#### [TASK]
Please decide whether each statement (a), (b) and (c) agrees with the repository migration discussion, and answer yes or no with the deciding words quoted from it. (a) The writer believes server-side hooks run on clone. (b) A pre-receive hook in gitolite fixes URL 2. (c) The writer thinks 302 redirects at the webserver level might work for URL 1.

#### [TEXT TO READ]
##########
I guess that, if we would want to harden that architecture, we could somehow revoke access to the webserver to the Gitaly storage servers and restrict access to the gitlab-shell (so that only SSH users could effect changes on repositories), but I don't know if that's possible or desirable (in part because it would block merge requests workflows).
The only downside with that approach is that a git clone will not warn about the project redirection, but I am not sure there's a way to fix that. Maybe in gitweb or git.torproject.org? I do not believe that hooks are ran on clone, on the server side, so there's little we can do here in terms of ssh cloning...?
I think we might be able to do 302 redirects at the webserver level for URL 1.
In the above procedure, there's a pre-receive hook in gitolite that denies users access to the repositories and tell them about the new repo, which fixes URL 2.
##########
Extracted data entries:
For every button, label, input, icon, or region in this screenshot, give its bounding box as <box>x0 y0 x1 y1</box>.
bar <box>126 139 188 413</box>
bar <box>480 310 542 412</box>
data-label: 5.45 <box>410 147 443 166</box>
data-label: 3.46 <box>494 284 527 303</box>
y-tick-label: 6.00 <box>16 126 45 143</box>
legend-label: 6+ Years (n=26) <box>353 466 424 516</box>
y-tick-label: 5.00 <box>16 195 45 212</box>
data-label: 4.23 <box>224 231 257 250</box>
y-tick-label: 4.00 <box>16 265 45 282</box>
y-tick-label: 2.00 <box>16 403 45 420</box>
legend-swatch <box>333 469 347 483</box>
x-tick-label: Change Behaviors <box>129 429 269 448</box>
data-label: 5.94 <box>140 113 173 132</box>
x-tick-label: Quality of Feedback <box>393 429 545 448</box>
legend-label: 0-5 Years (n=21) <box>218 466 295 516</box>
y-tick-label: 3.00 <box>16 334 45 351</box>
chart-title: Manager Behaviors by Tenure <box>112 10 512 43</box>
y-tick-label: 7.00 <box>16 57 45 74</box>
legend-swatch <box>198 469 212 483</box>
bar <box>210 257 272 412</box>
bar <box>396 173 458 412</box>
##########
#### [EXERCISE SOLUTION]
(a) No: "I do not believe that hooks are ran on clone, on the server side"
(b) Yes: "there's a pre-receive hook in gitolite that denies users access to the repositories and tell them about the new repo, which fixes URL 2"
(c) Yes: "I think we might be able to do 302 redirects at the webserver level for URL 1"